Exercise objective: Exact repetition of every entry is required.

* start *

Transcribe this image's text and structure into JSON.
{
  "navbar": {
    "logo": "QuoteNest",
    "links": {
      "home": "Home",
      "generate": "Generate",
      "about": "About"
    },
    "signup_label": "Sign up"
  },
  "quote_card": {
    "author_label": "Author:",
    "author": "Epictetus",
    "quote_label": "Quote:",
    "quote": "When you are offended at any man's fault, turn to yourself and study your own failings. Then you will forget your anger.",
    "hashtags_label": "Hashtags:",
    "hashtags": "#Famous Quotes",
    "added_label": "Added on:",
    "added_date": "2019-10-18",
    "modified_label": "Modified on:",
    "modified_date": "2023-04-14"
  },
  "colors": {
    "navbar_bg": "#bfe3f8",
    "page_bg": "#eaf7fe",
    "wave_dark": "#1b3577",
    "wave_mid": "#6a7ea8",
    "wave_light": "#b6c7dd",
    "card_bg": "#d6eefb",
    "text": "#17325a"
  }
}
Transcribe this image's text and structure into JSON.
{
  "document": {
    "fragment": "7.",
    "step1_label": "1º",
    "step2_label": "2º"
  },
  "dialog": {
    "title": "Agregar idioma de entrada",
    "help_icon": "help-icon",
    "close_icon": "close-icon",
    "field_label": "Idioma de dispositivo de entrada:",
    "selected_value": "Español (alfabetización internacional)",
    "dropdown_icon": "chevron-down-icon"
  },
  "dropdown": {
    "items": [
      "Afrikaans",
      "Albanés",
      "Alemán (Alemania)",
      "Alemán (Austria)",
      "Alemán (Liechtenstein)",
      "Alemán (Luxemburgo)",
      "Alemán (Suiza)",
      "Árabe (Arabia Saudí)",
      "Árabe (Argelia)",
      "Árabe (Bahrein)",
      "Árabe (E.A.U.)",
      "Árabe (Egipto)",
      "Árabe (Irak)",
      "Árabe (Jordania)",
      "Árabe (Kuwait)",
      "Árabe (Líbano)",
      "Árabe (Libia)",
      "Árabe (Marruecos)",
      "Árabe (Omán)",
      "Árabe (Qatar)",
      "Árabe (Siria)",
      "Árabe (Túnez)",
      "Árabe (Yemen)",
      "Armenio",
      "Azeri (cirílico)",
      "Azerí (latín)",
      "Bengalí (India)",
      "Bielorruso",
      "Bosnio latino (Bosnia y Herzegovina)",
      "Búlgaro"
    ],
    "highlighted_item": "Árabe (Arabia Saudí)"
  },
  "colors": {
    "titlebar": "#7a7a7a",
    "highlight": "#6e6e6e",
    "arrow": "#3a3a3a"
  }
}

* end *

Answer to this task:
Transcribe this image's text and structure into JSON.
{
  "navbar": {
    "logo": "QuoteNest",
    "links": {
      "home": "Home",
      "generate": "Generate",
      "about": "About"
    },
    "signup_label": "Sign up"
  },
  "quote_card": {
    "author_label": "Author:",
    "author": "Epictetus",
    "quote_label": "Quote:",
    "quote": "When you are offended at any man's fault, turn to yourself and study your own failings. Then you will forget your anger.",
    "hashtags_label": "Hashtags:",
    "hashtags": "#Famous Quotes",
    "added_label": "Added on:",
    "added_date": "2019-10-18",
    "modified_label": "Modified on:",
    "modified_date": "2023-04-14"
  },
  "colors": {
    "navbar_bg": "#bfe3f8",
    "page_bg": "#eaf7fe",
    "wave_dark": "#1b3577",
    "wave_mid": "#6a7ea8",
    "wave_light": "#b6c7dd",
    "card_bg": "#d6eefb",
    "text": "#17325a"
  }
}
Transcribe this image's text and structure into JSON.
{
  "document": {
    "fragment": "7.",
    "step1_label": "1º",
    "step2_label": "2º"
  },
  "dialog": {
    "title": "Agregar idioma de entrada",
    "help_icon": "help-icon",
    "close_icon": "close-icon",
    "field_label": "Idioma de dispositivo de entrada:",
    "selected_value": "Español (alfabetización internacional)",
    "dropdown_icon": "chevron-down-icon"
  },
  "dropdown": {
    "items": [
      "Afrikaans",
      "Albanés",
      "Alemán (Alemania)",
      "Alemán (Austria)",
      "Alemán (Liechtenstein)",
      "Alemán (Luxemburgo)",
      "Alemán (Suiza)",
      "Árabe (Arabia Saudí)",
      "Árabe (Argelia)",
      "Árabe (Bahrein)",
      "Árabe (E.A.U.)",
      "Árabe (Egipto)",
      "Árabe (Irak)",
      "Árabe (Jordania)",
      "Árabe (Kuwait)",
      "Árabe (Líbano)",
      "Árabe (Libia)",
      "Árabe (Marruecos)",
      "Árabe (Omán)",
      "Árabe (Qatar)",
      "Árabe (Siria)",
      "Árabe (Túnez)",
      "Árabe (Yemen)",
      "Armenio",
      "Azeri (cirílico)",
      "Azerí (latín)",
      "Bengalí (India)",
      "Bielorruso",
      "Bosnio latino (Bosnia y Herzegovina)",
      "Búlgaro"
    ],
    "highlighted_item": "Árabe (Arabia Saudí)"
  },
  "colors": {
    "titlebar": "#7a7a7a",
    "highlight": "#6e6e6e",
    "arrow": "#3a3a3a"
  }
}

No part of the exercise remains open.